----- Dataset records -----

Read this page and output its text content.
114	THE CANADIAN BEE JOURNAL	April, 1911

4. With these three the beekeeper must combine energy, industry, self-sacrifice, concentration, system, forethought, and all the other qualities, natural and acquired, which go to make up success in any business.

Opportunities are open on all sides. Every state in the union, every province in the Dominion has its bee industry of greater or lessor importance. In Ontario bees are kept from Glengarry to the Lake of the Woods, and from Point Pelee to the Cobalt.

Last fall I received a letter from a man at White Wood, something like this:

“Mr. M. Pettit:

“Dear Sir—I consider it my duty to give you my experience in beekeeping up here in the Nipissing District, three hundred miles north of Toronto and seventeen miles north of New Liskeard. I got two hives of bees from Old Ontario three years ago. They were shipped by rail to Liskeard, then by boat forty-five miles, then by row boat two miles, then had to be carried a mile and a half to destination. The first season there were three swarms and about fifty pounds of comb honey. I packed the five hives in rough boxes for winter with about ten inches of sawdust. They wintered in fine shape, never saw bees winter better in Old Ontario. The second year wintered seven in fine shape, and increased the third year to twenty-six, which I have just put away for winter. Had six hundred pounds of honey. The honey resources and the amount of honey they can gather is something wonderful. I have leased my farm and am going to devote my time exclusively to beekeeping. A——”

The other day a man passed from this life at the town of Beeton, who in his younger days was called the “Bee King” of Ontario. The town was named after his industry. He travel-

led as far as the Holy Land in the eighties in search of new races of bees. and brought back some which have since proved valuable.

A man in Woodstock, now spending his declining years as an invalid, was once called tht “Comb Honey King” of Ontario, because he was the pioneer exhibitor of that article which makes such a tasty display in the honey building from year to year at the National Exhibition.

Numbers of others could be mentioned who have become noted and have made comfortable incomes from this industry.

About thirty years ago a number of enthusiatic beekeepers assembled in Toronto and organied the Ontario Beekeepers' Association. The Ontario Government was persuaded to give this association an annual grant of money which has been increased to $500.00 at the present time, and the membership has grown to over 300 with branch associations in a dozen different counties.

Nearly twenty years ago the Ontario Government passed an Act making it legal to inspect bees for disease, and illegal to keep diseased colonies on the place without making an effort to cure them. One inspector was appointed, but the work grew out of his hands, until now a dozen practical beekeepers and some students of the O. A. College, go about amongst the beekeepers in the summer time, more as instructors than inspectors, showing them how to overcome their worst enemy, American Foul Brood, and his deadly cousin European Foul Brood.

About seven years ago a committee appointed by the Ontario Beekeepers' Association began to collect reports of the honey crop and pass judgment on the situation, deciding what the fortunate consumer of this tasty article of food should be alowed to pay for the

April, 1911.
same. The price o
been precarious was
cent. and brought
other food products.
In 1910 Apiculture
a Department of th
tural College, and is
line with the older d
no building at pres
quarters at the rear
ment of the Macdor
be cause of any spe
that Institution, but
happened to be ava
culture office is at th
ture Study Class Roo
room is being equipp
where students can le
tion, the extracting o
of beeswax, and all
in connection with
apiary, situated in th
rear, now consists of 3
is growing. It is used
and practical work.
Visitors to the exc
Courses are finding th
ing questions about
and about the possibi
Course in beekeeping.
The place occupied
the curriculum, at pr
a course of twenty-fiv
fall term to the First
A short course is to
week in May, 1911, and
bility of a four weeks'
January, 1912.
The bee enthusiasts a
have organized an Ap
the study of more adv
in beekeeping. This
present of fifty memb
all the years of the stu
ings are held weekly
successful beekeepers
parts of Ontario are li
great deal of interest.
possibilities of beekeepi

-----

§ Written instruction
Copy out every line where the word "fifty" occurs.

§ Answer to this exercise
“Dear Sir—I consider it my duty to give you my experience in beekeeping up here in the Nipissing District, three hundred miles north of Toronto and seventeen miles north of New Liskeard. I got two hives of bees from Old Ontario three years ago. They were shipped by rail to Liskeard, then by boat forty-five miles, then by row boat two miles, then had to be carried a mile and a half to destination. The first season there were three swarms and about fifty pounds of comb honey. I packed the five hives in rough boxes for winter with about ten inches of sawdust. They wintered in fine shape, never saw bees winter better in Old Ontario. The second year wintered seven in fine shape, and increased the third year to twenty-six, which I have just put away for winter. Had six hundred pounds of honey. The honey resources and the amount of honey they can gather is something wonderful. I have leased my farm and am going to devote my time exclusively to beekeeping. A——”
present of fifty memb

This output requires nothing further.